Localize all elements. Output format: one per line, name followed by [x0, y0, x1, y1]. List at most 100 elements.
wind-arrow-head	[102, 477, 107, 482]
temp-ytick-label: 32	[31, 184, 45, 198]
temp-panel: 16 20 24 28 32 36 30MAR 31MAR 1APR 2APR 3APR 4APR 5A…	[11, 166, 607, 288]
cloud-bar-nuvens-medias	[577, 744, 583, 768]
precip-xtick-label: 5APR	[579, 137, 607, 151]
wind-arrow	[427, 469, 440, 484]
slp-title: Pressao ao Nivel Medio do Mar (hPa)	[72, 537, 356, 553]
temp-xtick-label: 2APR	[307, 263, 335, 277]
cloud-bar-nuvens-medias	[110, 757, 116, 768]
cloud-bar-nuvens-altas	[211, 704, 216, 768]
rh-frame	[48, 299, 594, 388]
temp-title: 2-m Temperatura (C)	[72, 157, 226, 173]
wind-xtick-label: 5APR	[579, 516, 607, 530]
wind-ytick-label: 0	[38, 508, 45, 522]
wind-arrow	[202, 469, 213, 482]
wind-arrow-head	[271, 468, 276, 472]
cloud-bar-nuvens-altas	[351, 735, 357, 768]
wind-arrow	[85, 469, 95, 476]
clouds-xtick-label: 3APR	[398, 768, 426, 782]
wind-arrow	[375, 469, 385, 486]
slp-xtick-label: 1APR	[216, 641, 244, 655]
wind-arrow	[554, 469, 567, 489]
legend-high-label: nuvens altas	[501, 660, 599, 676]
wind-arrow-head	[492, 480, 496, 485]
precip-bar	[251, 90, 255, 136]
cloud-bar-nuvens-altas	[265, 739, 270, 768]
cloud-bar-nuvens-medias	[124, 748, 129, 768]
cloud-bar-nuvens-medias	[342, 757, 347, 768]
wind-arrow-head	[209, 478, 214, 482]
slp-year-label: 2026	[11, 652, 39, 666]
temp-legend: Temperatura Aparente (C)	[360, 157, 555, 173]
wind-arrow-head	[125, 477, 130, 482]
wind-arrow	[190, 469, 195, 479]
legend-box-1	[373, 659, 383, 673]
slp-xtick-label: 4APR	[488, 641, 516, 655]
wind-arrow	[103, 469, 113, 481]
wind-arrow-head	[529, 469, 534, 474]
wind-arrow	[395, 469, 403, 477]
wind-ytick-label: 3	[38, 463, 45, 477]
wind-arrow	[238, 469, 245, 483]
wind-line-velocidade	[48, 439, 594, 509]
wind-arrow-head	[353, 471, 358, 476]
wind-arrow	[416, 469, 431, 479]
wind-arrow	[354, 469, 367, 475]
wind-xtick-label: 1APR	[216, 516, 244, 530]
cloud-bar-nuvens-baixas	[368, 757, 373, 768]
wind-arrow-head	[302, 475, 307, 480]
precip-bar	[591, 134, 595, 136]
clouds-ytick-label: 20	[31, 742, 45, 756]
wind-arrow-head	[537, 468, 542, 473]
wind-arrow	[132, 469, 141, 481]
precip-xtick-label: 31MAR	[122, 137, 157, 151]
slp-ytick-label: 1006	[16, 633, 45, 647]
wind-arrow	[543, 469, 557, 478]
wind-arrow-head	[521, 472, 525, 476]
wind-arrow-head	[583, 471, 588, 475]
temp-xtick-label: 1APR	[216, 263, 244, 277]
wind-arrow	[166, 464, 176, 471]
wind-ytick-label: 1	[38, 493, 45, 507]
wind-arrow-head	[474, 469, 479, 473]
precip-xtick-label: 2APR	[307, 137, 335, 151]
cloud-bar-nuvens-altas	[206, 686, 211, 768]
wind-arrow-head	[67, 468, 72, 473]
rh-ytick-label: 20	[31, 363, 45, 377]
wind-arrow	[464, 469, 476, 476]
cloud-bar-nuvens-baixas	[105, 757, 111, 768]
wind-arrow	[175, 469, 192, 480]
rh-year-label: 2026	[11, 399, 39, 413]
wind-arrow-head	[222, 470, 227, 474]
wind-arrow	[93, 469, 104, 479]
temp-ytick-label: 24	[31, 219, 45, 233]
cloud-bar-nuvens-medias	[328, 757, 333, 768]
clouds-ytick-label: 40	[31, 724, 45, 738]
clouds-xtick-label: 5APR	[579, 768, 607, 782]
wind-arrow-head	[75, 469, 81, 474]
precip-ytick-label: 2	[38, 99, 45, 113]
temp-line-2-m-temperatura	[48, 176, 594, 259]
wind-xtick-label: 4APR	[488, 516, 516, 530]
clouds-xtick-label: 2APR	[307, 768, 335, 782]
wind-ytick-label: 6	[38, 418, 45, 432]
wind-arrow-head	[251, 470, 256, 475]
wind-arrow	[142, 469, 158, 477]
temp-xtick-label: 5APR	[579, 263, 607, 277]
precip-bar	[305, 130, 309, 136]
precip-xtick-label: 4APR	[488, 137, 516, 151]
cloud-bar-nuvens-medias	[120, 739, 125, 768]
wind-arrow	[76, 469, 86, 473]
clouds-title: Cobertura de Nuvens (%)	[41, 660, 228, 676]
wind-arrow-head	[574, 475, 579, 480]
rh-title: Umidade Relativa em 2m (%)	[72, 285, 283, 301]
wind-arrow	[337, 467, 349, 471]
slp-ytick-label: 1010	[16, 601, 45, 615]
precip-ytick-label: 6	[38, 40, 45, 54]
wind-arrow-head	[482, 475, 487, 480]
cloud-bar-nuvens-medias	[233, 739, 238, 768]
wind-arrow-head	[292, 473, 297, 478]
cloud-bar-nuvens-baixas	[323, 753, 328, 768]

----------

Reproduce all of the data above word for word, keeping each line and its order unchanged.

● **FINISHED EXERCISE**
Localize all elements. Output format: one per line, name followed by [x0, y0, x1, y1]. List at most 100 elements.
wind-arrow-head	[102, 477, 107, 482]
temp-ytick-label: 32	[31, 184, 45, 198]
temp-panel: 16 20 24 28 32 36 30MAR 31MAR 1APR 2APR 3APR 4APR 5A…	[11, 166, 607, 288]
cloud-bar-nuvens-medias	[577, 744, 583, 768]
precip-xtick-label: 5APR	[579, 137, 607, 151]
wind-arrow	[427, 469, 440, 484]
slp-title: Pressao ao Nivel Medio do Mar (hPa)	[72, 537, 356, 553]
temp-xtick-label: 2APR	[307, 263, 335, 277]
cloud-bar-nuvens-medias	[110, 757, 116, 768]
cloud-bar-nuvens-altas	[211, 704, 216, 768]
rh-frame	[48, 299, 594, 388]
temp-title: 2-m Temperatura (C)	[72, 157, 226, 173]
wind-xtick-label: 5APR	[579, 516, 607, 530]
wind-ytick-label: 0	[38, 508, 45, 522]
wind-arrow	[202, 469, 213, 482]
wind-arrow-head	[271, 468, 276, 472]
cloud-bar-nuvens-altas	[351, 735, 357, 768]
wind-arrow	[85, 469, 95, 476]
clouds-xtick-label: 3APR	[398, 768, 426, 782]
wind-arrow	[375, 469, 385, 486]
slp-xtick-label: 1APR	[216, 641, 244, 655]
wind-arrow	[554, 469, 567, 489]
legend-high-label: nuvens altas	[501, 660, 599, 676]
wind-arrow-head	[492, 480, 496, 485]
precip-bar	[251, 90, 255, 136]
cloud-bar-nuvens-altas	[265, 739, 270, 768]
cloud-bar-nuvens-medias	[124, 748, 129, 768]
cloud-bar-nuvens-medias	[342, 757, 347, 768]
wind-arrow-head	[209, 478, 214, 482]
slp-year-label: 2026	[11, 652, 39, 666]
temp-legend: Temperatura Aparente (C)	[360, 157, 555, 173]
wind-arrow-head	[125, 477, 130, 482]
wind-arrow	[190, 469, 195, 479]
legend-box-1	[373, 659, 383, 673]
slp-xtick-label: 4APR	[488, 641, 516, 655]
wind-arrow	[103, 469, 113, 481]
wind-arrow-head	[529, 469, 534, 474]
wind-arrow	[395, 469, 403, 477]
wind-ytick-label: 3	[38, 463, 45, 477]
wind-arrow	[238, 469, 245, 483]
wind-line-velocidade	[48, 439, 594, 509]
wind-arrow-head	[353, 471, 358, 476]
wind-arrow	[416, 469, 431, 479]
wind-arrow	[354, 469, 367, 475]
wind-xtick-label: 1APR	[216, 516, 244, 530]
cloud-bar-nuvens-baixas	[368, 757, 373, 768]
wind-arrow-head	[302, 475, 307, 480]
precip-bar	[591, 134, 595, 136]
clouds-ytick-label: 20	[31, 742, 45, 756]
wind-arrow-head	[537, 468, 542, 473]
wind-arrow	[132, 469, 141, 481]
precip-xtick-label: 31MAR	[122, 137, 157, 151]
slp-ytick-label: 1006	[16, 633, 45, 647]
wind-arrow	[543, 469, 557, 478]
wind-arrow-head	[521, 472, 525, 476]
wind-arrow-head	[583, 471, 588, 475]
temp-xtick-label: 1APR	[216, 263, 244, 277]
wind-arrow	[166, 464, 176, 471]
wind-ytick-label: 1	[38, 493, 45, 507]
wind-arrow-head	[474, 469, 479, 473]
precip-xtick-label: 2APR	[307, 137, 335, 151]
cloud-bar-nuvens-altas	[206, 686, 211, 768]
wind-arrow-head	[67, 468, 72, 473]
rh-ytick-label: 20	[31, 363, 45, 377]
wind-arrow	[464, 469, 476, 476]
cloud-bar-nuvens-baixas	[105, 757, 111, 768]
wind-arrow	[175, 469, 192, 480]
rh-year-label: 2026	[11, 399, 39, 413]
wind-arrow-head	[222, 470, 227, 474]
wind-arrow	[93, 469, 104, 479]
temp-ytick-label: 24	[31, 219, 45, 233]
cloud-bar-nuvens-medias	[328, 757, 333, 768]
clouds-ytick-label: 40	[31, 724, 45, 738]
clouds-xtick-label: 5APR	[579, 768, 607, 782]
wind-arrow-head	[75, 469, 81, 474]
precip-ytick-label: 2	[38, 99, 45, 113]
temp-line-2-m-temperatura	[48, 176, 594, 259]
wind-xtick-label: 4APR	[488, 516, 516, 530]
clouds-xtick-label: 2APR	[307, 768, 335, 782]
wind-ytick-label: 6	[38, 418, 45, 432]
wind-arrow-head	[251, 470, 256, 475]
wind-arrow	[142, 469, 158, 477]
temp-xtick-label: 5APR	[579, 263, 607, 277]
precip-bar	[305, 130, 309, 136]
precip-xtick-label: 4APR	[488, 137, 516, 151]
cloud-bar-nuvens-medias	[120, 739, 125, 768]
wind-arrow	[76, 469, 86, 473]
clouds-title: Cobertura de Nuvens (%)	[41, 660, 228, 676]
wind-arrow-head	[574, 475, 579, 480]
rh-title: Umidade Relativa em 2m (%)	[72, 285, 283, 301]
wind-arrow	[337, 467, 349, 471]
slp-ytick-label: 1010	[16, 601, 45, 615]
precip-ytick-label: 6	[38, 40, 45, 54]
wind-arrow-head	[482, 475, 487, 480]
cloud-bar-nuvens-medias	[233, 739, 238, 768]
wind-arrow-head	[292, 473, 297, 478]
cloud-bar-nuvens-baixas	[323, 753, 328, 768]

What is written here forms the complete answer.